● **Task objective**
Transcribe the lines below verbatim, skipping the images.

— BEGIN Input records —

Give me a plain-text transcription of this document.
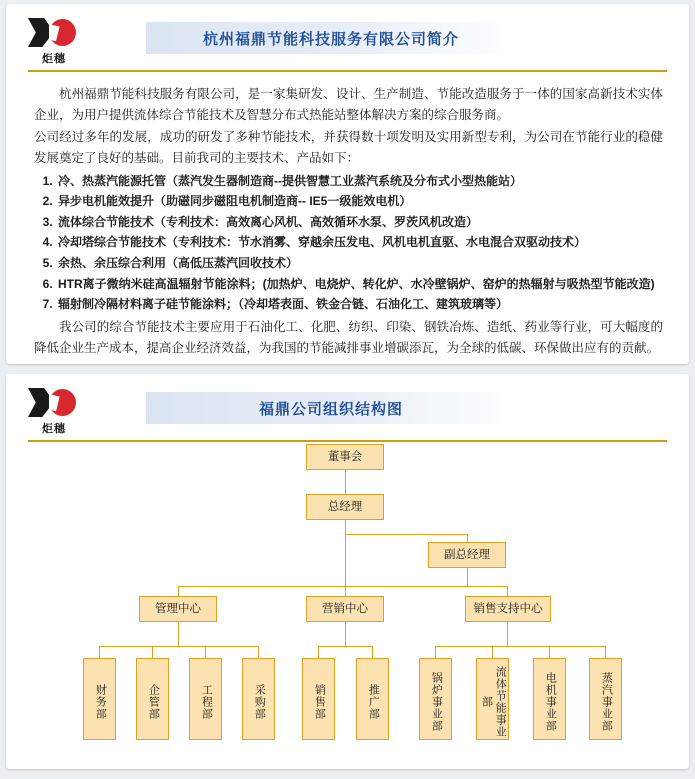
炬穗
杭州福鼎节能科技服务有限公司简介

杭州福鼎节能科技服务有限公司，是一家集研发、设计、生产制造、节能改造服务于一体的国家高新技术实体企业，为用户提供流体综合节能技术及智慧分布式热能站整体解决方案的综合服务商。

公司经过多年的发展，成功的研发了多种节能技术，并获得数十项发明及实用新型专利，为公司在节能行业的稳健发展奠定了良好的基础。目前我司的主要技术、产品如下：

1. 冷、热蒸汽能源托管（蒸汽发生器制造商--提供智慧工业蒸汽系统及分布式小型热能站）
2. 异步电机能效提升（助磁同步磁阻电机制造商-- IE5一级能效电机）
3. 流体综合节能技术（专利技术：高效离心风机、高效循环水泵、罗茨风机改造）
4. 冷却塔综合节能技术（专利技术：节水消雾、穿越余压发电、风机电机直驱、水电混合双驱动技术）
5. 余热、余压综合利用（高低压蒸汽回收技术）
6. HTR离子微纳米硅高温辐射节能涂料；(加热炉、电烧炉、转化炉、水冷壁锅炉、窑炉的热辐射与吸热型节能改造)
7. 辐射制冷隔材料离子硅节能涂料；（冷却塔表面、铁金合链、石油化工、建筑玻璃等）

我公司的综合节能技术主要应用于石油化工、化肥、纺织、印染、钢铁冶炼、造纸、药业等行业，可大幅度的降低企业生产成本，提高企业经济效益，为我国的节能减排事业增碳添瓦，为全球的低碳、环保做出应有的贡献。

炬穗
福鼎公司组织结构图
董事会
总经理
副总经理
管理中心	营销中心	销售支持中心
财务部	企管部	工程部	采购部	销售部	推广部	锅炉事业部	流体节能事业部	电机事业部	蒸汽事业部
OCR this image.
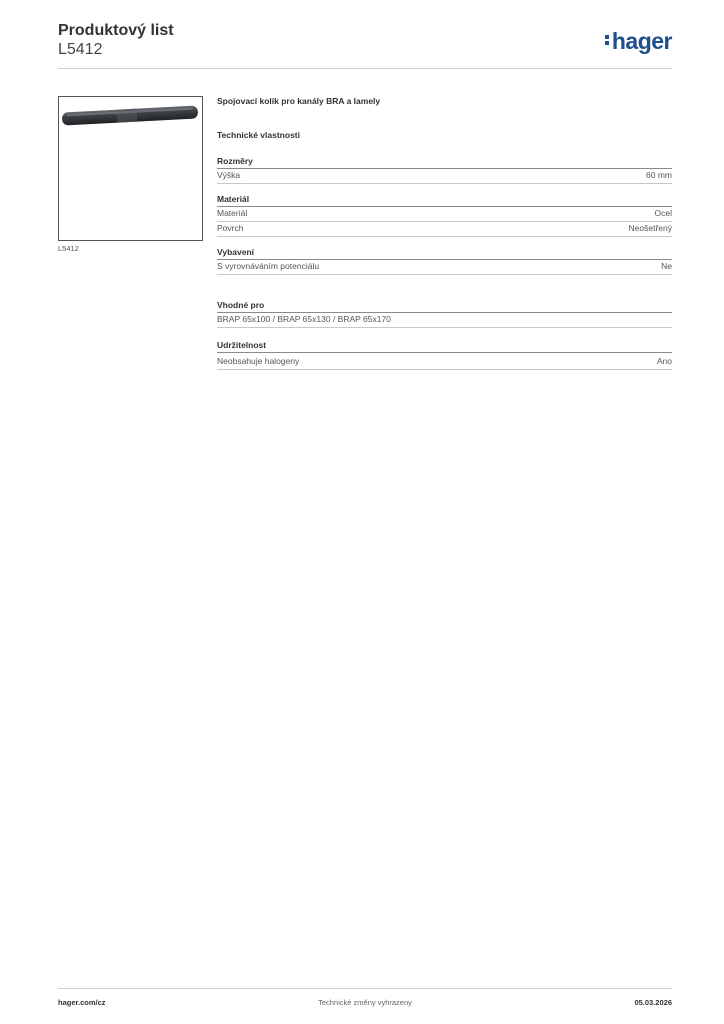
Produktový list
L5412	hager
L5412
Spojovací kolík pro kanály BRA a lamely
Technické vlastnosti
Rozměry
Výška	60 mm
Materiál
Materiál	Ocel
Povrch	Neošetřený
Vybavení
S vyrovnáváním potenciálu	Ne
Vhodné pro
BRAP 65x100 / BRAP 65x130 / BRAP 65x170
Udržitelnost
Neobsahuje halogeny	Ano
hager.com/cz	Technické změny vyhrazeny	05.03.2026
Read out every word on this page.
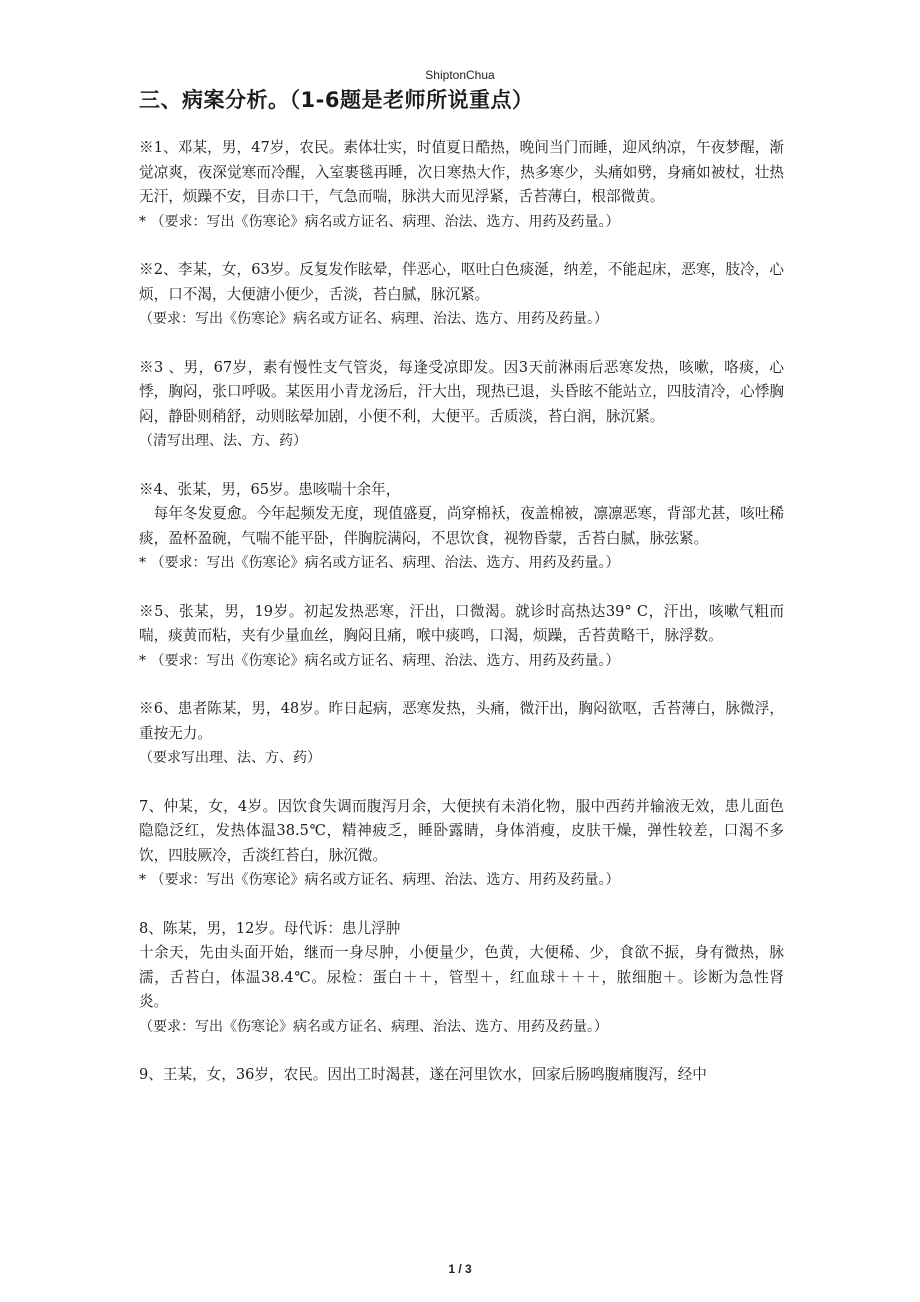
ShiptonChua
三、病案分析。（1-6题是老师所说重点）

※1、邓某，男，47岁，农民。素体壮实，时值夏日酷热，晚间当门而睡，迎风纳凉，午夜梦醒，渐觉凉爽，夜深觉寒而冷醒，入室裹毯再睡，次日寒热大作，热多寒少，头痛如劈，身痛如被杖，壮热无汗，烦躁不安，目赤口干，气急而喘，脉洪大而见浮紧，舌苔薄白，根部微黄。

* （要求：写出《伤寒论》病名或方证名、病理、治法、选方、用药及药量。）

※2、李某，女，63岁。反复发作眩晕，伴恶心，呕吐白色痰涎，纳差，不能起床，恶寒，肢冷，心烦，口不渴，大便溏小便少，舌淡，苔白腻，脉沉紧。

（要求：写出《伤寒论》病名或方证名、病理、治法、选方、用药及药量。）

※3 、男，67岁，素有慢性支气管炎，每逢受凉即发。因3天前淋雨后恶寒发热，咳嗽，咯痰，心悸，胸闷，张口呼吸。某医用小青龙汤后，汗大出，现热已退，头昏眩不能站立，四肢清冷，心悸胸闷，静卧则稍舒，动则眩晕加剧，小便不利，大便平。舌质淡，苔白润，脉沉紧。

（清写出理、法、方、药）

※4、张某，男，65岁。患咳喘十余年，

每年冬发夏愈。今年起频发无度，现值盛夏，尚穿棉袄，夜盖棉被，凛凛恶寒，背部尤甚，咳吐稀痰，盈杯盈碗，气喘不能平卧，伴胸脘满闷，不思饮食，视物昏蒙，舌苔白腻，脉弦紧。

* （要求：写出《伤寒论》病名或方证名、病理、治法、选方、用药及药量。）

※5、张某，男，19岁。初起发热恶寒，汗出，口微渴。就诊时高热达39° C，汗出，咳嗽气粗而喘，痰黄而粘，夹有少量血丝，胸闷且痛，喉中痰鸣，口渴，烦躁，舌苔黄略干，脉浮数。

* （要求：写出《伤寒论》病名或方证名、病理、治法、选方、用药及药量。）

※6、患者陈某，男，48岁。昨日起病，恶寒发热，头痛，微汗出，胸闷欲呕，舌苔薄白，脉微浮，重按无力。

（要求写出理、法、方、药）

7、仲某，女，4岁。因饮食失调而腹泻月余，大便挟有未消化物，服中西药并输液无效，患儿面色隐隐泛红，发热体温38.5℃，精神疲乏，睡卧露睛，身体消瘦，皮肤干燥，弹性较差，口渴不多饮，四肢厥冷，舌淡红苔白，脉沉微。

* （要求：写出《伤寒论》病名或方证名、病理、治法、选方、用药及药量。）

8、陈某，男，12岁。母代诉：患儿浮肿

十余天，先由头面开始，继而一身尽肿，小便量少，色黄，大便稀、少，食欲不振，身有微热，脉濡，舌苔白，体温38.4℃。尿检：蛋白＋＋，管型＋，红血球＋＋＋，脓细胞＋。诊断为急性肾炎。

（要求：写出《伤寒论》病名或方证名、病理、治法、选方、用药及药量。）

9、王某，女，36岁，农民。因出工时渴甚，遂在河里饮水，回家后肠鸣腹痛腹泻，经中

1 / 3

— END Input records —

● **Output**
Give me a plain-text transcription of this document.
炬穗
杭州福鼎节能科技服务有限公司简介

杭州福鼎节能科技服务有限公司，是一家集研发、设计、生产制造、节能改造服务于一体的国家高新技术实体企业，为用户提供流体综合节能技术及智慧分布式热能站整体解决方案的综合服务商。

公司经过多年的发展，成功的研发了多种节能技术，并获得数十项发明及实用新型专利，为公司在节能行业的稳健发展奠定了良好的基础。目前我司的主要技术、产品如下：

1. 冷、热蒸汽能源托管（蒸汽发生器制造商--提供智慧工业蒸汽系统及分布式小型热能站）
2. 异步电机能效提升（助磁同步磁阻电机制造商-- IE5一级能效电机）
3. 流体综合节能技术（专利技术：高效离心风机、高效循环水泵、罗茨风机改造）
4. 冷却塔综合节能技术（专利技术：节水消雾、穿越余压发电、风机电机直驱、水电混合双驱动技术）
5. 余热、余压综合利用（高低压蒸汽回收技术）
6. HTR离子微纳米硅高温辐射节能涂料；(加热炉、电烧炉、转化炉、水冷壁锅炉、窑炉的热辐射与吸热型节能改造)
7. 辐射制冷隔材料离子硅节能涂料；（冷却塔表面、铁金合链、石油化工、建筑玻璃等）

我公司的综合节能技术主要应用于石油化工、化肥、纺织、印染、钢铁冶炼、造纸、药业等行业，可大幅度的降低企业生产成本，提高企业经济效益，为我国的节能减排事业增碳添瓦，为全球的低碳、环保做出应有的贡献。

炬穗
福鼎公司组织结构图
董事会
总经理
副总经理
管理中心	营销中心	销售支持中心
财务部	企管部	工程部	采购部	销售部	推广部	锅炉事业部	流体节能事业部	电机事业部	蒸汽事业部
OCR this image.
Produktový list
L5412	hager
L5412
Spojovací kolík pro kanály BRA a lamely
Technické vlastnosti
Rozměry
Výška	60 mm
Materiál
Materiál	Ocel
Povrch	Neošetřený
Vybavení
S vyrovnáváním potenciálu	Ne
Vhodné pro
BRAP 65x100 / BRAP 65x130 / BRAP 65x170
Udržitelnost
Neobsahuje halogeny	Ano
hager.com/cz	Technické změny vyhrazeny	05.03.2026
Read out every word on this page.
ShiptonChua
三、病案分析。（1-6题是老师所说重点）

※1、邓某，男，47岁，农民。素体壮实，时值夏日酷热，晚间当门而睡，迎风纳凉，午夜梦醒，渐觉凉爽，夜深觉寒而冷醒，入室裹毯再睡，次日寒热大作，热多寒少，头痛如劈，身痛如被杖，壮热无汗，烦躁不安，目赤口干，气急而喘，脉洪大而见浮紧，舌苔薄白，根部微黄。

* （要求：写出《伤寒论》病名或方证名、病理、治法、选方、用药及药量。）

※2、李某，女，63岁。反复发作眩晕，伴恶心，呕吐白色痰涎，纳差，不能起床，恶寒，肢冷，心烦，口不渴，大便溏小便少，舌淡，苔白腻，脉沉紧。

（要求：写出《伤寒论》病名或方证名、病理、治法、选方、用药及药量。）

※3 、男，67岁，素有慢性支气管炎，每逢受凉即发。因3天前淋雨后恶寒发热，咳嗽，咯痰，心悸，胸闷，张口呼吸。某医用小青龙汤后，汗大出，现热已退，头昏眩不能站立，四肢清冷，心悸胸闷，静卧则稍舒，动则眩晕加剧，小便不利，大便平。舌质淡，苔白润，脉沉紧。

（清写出理、法、方、药）

※4、张某，男，65岁。患咳喘十余年，

每年冬发夏愈。今年起频发无度，现值盛夏，尚穿棉袄，夜盖棉被，凛凛恶寒，背部尤甚，咳吐稀痰，盈杯盈碗，气喘不能平卧，伴胸脘满闷，不思饮食，视物昏蒙，舌苔白腻，脉弦紧。

* （要求：写出《伤寒论》病名或方证名、病理、治法、选方、用药及药量。）

※5、张某，男，19岁。初起发热恶寒，汗出，口微渴。就诊时高热达39° C，汗出，咳嗽气粗而喘，痰黄而粘，夹有少量血丝，胸闷且痛，喉中痰鸣，口渴，烦躁，舌苔黄略干，脉浮数。

* （要求：写出《伤寒论》病名或方证名、病理、治法、选方、用药及药量。）

※6、患者陈某，男，48岁。昨日起病，恶寒发热，头痛，微汗出，胸闷欲呕，舌苔薄白，脉微浮，重按无力。

（要求写出理、法、方、药）

7、仲某，女，4岁。因饮食失调而腹泻月余，大便挟有未消化物，服中西药并输液无效，患儿面色隐隐泛红，发热体温38.5℃，精神疲乏，睡卧露睛，身体消瘦，皮肤干燥，弹性较差，口渴不多饮，四肢厥冷，舌淡红苔白，脉沉微。

* （要求：写出《伤寒论》病名或方证名、病理、治法、选方、用药及药量。）

8、陈某，男，12岁。母代诉：患儿浮肿

十余天，先由头面开始，继而一身尽肿，小便量少，色黄，大便稀、少，食欲不振，身有微热，脉濡，舌苔白，体温38.4℃。尿检：蛋白＋＋，管型＋，红血球＋＋＋，脓细胞＋。诊断为急性肾炎。

（要求：写出《伤寒论》病名或方证名、病理、治法、选方、用药及药量。）

9、王某，女，36岁，农民。因出工时渴甚，遂在河里饮水，回家后肠鸣腹痛腹泻，经中

1 / 3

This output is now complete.